From the entries provided below, copy each line that contains the word "еңбек".

• • • • •

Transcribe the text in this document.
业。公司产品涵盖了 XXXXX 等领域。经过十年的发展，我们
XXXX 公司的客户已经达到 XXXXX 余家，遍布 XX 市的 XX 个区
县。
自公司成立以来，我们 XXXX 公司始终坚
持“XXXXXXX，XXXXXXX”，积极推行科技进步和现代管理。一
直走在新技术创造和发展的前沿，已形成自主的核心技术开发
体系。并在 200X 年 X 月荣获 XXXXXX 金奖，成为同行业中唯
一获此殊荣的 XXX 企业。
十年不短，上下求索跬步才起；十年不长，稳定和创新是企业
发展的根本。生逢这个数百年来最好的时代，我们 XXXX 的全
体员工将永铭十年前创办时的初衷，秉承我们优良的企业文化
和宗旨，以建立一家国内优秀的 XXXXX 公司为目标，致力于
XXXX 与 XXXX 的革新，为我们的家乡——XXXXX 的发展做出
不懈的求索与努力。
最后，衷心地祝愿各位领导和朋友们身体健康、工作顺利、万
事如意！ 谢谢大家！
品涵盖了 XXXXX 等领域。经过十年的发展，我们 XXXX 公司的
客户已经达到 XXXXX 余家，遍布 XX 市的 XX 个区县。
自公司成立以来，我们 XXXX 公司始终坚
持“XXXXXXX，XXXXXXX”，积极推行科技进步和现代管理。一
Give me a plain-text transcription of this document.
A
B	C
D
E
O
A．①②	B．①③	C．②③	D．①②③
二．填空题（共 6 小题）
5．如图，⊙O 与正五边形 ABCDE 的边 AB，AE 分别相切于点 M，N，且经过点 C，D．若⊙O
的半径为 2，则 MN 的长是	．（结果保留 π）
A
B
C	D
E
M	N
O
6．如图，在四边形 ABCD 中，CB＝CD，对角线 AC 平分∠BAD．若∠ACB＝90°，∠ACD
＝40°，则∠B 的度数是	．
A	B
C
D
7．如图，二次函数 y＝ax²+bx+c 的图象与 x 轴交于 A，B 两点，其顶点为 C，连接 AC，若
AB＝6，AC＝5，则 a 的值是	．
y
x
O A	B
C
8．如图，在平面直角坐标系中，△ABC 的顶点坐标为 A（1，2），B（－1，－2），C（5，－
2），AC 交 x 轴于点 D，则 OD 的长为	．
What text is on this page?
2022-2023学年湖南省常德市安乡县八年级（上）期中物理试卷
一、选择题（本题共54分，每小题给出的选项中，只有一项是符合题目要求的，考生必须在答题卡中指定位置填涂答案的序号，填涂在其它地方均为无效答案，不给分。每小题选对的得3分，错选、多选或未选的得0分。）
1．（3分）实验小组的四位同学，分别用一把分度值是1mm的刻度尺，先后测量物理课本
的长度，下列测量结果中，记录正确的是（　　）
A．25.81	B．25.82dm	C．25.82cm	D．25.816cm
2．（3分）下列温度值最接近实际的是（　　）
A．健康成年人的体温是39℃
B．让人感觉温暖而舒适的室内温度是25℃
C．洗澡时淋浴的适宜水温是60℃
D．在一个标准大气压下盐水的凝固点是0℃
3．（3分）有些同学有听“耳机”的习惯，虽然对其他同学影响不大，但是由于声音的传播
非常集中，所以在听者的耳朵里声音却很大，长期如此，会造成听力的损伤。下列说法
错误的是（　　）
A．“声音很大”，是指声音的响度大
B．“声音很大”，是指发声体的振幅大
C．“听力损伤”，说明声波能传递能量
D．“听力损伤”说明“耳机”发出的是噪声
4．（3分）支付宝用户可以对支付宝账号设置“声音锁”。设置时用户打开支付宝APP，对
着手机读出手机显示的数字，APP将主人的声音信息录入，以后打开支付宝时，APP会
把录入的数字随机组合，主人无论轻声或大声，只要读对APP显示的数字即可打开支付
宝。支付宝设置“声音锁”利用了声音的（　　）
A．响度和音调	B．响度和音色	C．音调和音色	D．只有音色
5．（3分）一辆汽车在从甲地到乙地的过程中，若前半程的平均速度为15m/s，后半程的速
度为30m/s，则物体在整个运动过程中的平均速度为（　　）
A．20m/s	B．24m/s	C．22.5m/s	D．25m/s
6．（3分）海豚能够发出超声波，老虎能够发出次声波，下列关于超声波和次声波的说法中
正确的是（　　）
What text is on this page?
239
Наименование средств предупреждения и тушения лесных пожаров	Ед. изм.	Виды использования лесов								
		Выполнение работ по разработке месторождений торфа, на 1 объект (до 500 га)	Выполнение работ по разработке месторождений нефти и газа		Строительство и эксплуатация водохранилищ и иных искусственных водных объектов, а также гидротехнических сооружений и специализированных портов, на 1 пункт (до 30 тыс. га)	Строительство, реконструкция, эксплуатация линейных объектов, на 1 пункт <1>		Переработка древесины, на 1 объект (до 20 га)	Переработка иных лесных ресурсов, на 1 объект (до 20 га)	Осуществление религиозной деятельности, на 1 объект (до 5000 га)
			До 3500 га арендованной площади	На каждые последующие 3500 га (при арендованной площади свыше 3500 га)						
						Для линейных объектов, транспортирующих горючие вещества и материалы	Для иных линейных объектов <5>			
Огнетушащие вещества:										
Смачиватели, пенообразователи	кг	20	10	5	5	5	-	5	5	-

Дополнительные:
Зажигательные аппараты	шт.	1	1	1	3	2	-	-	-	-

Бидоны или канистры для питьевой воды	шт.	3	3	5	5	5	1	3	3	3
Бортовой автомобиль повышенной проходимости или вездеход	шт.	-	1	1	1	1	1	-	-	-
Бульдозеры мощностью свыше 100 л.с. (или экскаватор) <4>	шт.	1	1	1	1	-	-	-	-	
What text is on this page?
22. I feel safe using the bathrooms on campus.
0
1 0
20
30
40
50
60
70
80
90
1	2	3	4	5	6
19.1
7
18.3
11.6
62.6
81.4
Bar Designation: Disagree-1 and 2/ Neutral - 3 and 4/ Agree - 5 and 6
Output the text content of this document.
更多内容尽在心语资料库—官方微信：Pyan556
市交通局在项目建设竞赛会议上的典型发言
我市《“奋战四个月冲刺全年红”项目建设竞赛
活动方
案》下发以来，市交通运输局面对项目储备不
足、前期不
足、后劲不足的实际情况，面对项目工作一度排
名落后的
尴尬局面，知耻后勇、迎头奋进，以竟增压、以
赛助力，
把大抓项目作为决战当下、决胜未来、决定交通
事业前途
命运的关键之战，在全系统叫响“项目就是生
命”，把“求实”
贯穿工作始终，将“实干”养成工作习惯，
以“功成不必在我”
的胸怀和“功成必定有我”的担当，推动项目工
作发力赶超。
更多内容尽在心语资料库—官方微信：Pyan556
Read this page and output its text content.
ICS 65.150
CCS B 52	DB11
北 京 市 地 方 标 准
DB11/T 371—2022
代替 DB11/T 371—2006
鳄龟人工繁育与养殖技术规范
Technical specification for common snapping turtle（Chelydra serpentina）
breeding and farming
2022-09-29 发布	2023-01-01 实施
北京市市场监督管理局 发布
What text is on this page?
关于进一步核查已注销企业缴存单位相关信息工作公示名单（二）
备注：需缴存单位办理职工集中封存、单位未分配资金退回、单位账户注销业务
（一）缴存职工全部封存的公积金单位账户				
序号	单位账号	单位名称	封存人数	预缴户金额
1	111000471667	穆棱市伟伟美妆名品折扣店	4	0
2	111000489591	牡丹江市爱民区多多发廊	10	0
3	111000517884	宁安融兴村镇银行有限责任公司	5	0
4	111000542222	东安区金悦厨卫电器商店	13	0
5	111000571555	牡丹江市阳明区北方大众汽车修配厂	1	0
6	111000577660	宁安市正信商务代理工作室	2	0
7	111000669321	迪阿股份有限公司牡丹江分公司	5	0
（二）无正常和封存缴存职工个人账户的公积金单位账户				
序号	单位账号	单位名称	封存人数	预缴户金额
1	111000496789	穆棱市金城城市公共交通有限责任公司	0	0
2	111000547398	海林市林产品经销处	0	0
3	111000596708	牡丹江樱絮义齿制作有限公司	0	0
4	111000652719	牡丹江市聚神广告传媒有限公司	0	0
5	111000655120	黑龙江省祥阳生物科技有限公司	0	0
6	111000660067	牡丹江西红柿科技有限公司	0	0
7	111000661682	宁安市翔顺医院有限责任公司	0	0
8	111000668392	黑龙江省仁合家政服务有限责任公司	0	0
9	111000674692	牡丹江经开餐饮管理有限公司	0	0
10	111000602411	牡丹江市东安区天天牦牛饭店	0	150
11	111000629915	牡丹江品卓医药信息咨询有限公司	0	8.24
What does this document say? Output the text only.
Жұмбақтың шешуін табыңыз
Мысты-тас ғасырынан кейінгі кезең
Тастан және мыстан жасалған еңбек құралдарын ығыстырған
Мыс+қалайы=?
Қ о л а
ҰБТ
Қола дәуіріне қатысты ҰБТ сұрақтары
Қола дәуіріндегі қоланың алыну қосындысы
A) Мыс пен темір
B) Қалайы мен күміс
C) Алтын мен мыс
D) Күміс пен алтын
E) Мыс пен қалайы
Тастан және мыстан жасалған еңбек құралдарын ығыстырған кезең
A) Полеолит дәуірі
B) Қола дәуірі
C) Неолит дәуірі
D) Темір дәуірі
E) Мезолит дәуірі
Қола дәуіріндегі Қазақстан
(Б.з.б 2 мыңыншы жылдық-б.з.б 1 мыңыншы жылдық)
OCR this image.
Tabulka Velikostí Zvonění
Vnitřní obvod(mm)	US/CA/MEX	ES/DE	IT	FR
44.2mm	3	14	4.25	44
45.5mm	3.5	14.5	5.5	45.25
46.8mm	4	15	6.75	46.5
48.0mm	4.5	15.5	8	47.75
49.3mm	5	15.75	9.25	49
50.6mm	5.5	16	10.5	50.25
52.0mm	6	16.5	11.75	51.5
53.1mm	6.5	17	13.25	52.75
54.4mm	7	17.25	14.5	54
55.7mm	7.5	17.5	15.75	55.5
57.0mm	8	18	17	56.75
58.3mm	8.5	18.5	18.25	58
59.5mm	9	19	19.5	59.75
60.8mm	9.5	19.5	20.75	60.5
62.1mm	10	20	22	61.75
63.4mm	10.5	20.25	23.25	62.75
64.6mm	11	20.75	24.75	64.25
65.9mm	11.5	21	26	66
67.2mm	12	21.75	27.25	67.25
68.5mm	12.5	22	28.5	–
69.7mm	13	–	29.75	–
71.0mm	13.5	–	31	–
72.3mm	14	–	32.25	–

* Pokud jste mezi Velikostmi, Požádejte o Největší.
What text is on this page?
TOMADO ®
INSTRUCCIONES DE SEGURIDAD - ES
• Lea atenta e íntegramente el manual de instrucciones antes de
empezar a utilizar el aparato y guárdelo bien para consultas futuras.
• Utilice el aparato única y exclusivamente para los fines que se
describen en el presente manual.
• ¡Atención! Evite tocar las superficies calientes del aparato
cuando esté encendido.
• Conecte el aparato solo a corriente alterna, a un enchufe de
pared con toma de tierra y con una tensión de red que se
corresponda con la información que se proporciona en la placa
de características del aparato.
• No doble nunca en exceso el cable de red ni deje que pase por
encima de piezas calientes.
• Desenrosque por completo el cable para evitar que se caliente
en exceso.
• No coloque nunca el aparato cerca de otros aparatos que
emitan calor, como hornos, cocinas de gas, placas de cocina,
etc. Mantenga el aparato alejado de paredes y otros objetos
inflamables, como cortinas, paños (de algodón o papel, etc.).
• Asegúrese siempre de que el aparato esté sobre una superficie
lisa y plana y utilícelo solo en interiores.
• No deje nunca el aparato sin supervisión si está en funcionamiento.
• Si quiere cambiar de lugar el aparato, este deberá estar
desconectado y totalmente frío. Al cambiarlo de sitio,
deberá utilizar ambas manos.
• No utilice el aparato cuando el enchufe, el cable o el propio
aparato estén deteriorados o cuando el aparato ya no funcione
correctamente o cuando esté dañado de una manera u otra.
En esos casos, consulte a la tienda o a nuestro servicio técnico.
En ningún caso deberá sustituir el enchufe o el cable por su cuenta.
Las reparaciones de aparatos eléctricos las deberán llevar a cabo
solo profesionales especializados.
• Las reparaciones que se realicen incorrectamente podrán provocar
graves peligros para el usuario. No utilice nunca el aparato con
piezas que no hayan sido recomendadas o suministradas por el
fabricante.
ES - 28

• • • • •

Exercise output:
Тастан және мыстан жасалған еңбек құралдарын ығыстырған
Тастан және мыстан жасалған еңбек құралдарын ығыстырған кезең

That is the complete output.